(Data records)
-----

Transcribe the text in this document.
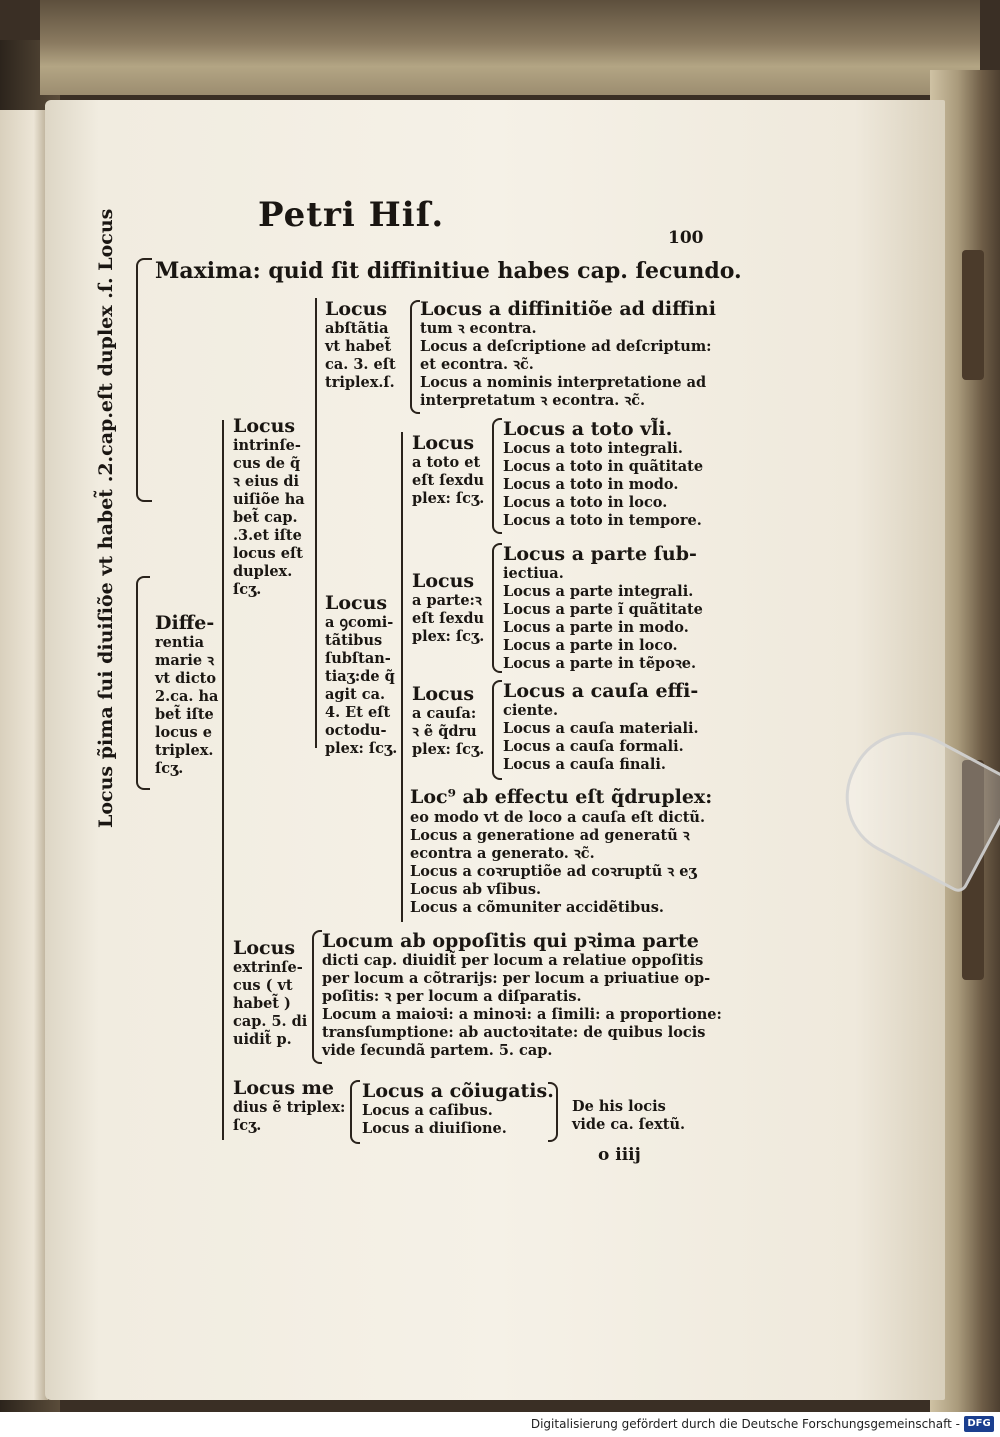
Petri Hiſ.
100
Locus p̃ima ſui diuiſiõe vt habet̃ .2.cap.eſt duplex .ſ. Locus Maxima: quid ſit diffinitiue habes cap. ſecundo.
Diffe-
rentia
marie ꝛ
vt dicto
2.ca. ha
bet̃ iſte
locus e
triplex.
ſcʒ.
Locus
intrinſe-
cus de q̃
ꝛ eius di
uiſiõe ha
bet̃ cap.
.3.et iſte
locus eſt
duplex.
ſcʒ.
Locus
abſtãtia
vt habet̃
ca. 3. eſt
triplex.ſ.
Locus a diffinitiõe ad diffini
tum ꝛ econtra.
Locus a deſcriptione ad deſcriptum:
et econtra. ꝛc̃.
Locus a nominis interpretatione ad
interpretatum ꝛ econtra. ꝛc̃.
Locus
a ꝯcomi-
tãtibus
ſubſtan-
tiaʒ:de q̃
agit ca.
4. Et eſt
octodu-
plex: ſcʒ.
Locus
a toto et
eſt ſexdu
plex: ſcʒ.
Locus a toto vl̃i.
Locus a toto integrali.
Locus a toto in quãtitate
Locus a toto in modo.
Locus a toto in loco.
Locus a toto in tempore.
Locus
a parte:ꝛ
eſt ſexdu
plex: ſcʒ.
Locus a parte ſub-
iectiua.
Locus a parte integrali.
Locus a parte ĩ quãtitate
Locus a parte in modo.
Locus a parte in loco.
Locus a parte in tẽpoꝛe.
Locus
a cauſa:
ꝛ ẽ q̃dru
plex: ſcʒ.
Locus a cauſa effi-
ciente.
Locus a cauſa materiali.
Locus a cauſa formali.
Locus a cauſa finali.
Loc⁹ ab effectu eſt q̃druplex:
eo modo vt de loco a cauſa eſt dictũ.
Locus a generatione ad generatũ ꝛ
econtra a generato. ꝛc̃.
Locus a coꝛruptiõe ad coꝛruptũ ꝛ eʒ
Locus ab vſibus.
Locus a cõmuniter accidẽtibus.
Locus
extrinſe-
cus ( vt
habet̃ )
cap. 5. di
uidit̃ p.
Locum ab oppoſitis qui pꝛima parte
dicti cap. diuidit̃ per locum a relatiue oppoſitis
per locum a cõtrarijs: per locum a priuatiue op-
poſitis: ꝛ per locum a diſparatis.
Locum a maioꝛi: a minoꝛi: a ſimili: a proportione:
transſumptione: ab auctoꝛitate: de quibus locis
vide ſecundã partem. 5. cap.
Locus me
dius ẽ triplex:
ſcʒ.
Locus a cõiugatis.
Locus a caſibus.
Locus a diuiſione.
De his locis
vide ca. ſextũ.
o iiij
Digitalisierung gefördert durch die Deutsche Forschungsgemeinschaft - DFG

-----

Given instruction
Every record must be copied exactly, with the pictures left out.

Task solution
Transcribe the text in this document.
Petri Hiſ.
100
Locus p̃ima ſui diuiſiõe vt habet̃ .2.cap.eſt duplex .ſ. Locus Maxima: quid ſit diffinitiue habes cap. ſecundo.
Diffe-
rentia
marie ꝛ
vt dicto
2.ca. ha
bet̃ iſte
locus e
triplex.
ſcʒ.
Locus
intrinſe-
cus de q̃
ꝛ eius di
uiſiõe ha
bet̃ cap.
.3.et iſte
locus eſt
duplex.
ſcʒ.
Locus
abſtãtia
vt habet̃
ca. 3. eſt
triplex.ſ.
Locus a diffinitiõe ad diffini
tum ꝛ econtra.
Locus a deſcriptione ad deſcriptum:
et econtra. ꝛc̃.
Locus a nominis interpretatione ad
interpretatum ꝛ econtra. ꝛc̃.
Locus
a ꝯcomi-
tãtibus
ſubſtan-
tiaʒ:de q̃
agit ca.
4. Et eſt
octodu-
plex: ſcʒ.
Locus
a toto et
eſt ſexdu
plex: ſcʒ.
Locus a toto vl̃i.
Locus a toto integrali.
Locus a toto in quãtitate
Locus a toto in modo.
Locus a toto in loco.
Locus a toto in tempore.
Locus
a parte:ꝛ
eſt ſexdu
plex: ſcʒ.
Locus a parte ſub-
iectiua.
Locus a parte integrali.
Locus a parte ĩ quãtitate
Locus a parte in modo.
Locus a parte in loco.
Locus a parte in tẽpoꝛe.
Locus
a cauſa:
ꝛ ẽ q̃dru
plex: ſcʒ.
Locus a cauſa effi-
ciente.
Locus a cauſa materiali.
Locus a cauſa formali.
Locus a cauſa finali.
Loc⁹ ab effectu eſt q̃druplex:
eo modo vt de loco a cauſa eſt dictũ.
Locus a generatione ad generatũ ꝛ
econtra a generato. ꝛc̃.
Locus a coꝛruptiõe ad coꝛruptũ ꝛ eʒ
Locus ab vſibus.
Locus a cõmuniter accidẽtibus.
Locus
extrinſe-
cus ( vt
habet̃ )
cap. 5. di
uidit̃ p.
Locum ab oppoſitis qui pꝛima parte
dicti cap. diuidit̃ per locum a relatiue oppoſitis
per locum a cõtrarijs: per locum a priuatiue op-
poſitis: ꝛ per locum a diſparatis.
Locum a maioꝛi: a minoꝛi: a ſimili: a proportione:
transſumptione: ab auctoꝛitate: de quibus locis
vide ſecundã partem. 5. cap.
Locus me
dius ẽ triplex:
ſcʒ.
Locus a cõiugatis.
Locus a caſibus.
Locus a diuiſione.
De his locis
vide ca. ſextũ.
o iiij
Digitalisierung gefördert durch die Deutsche Forschungsgemeinschaft - DFG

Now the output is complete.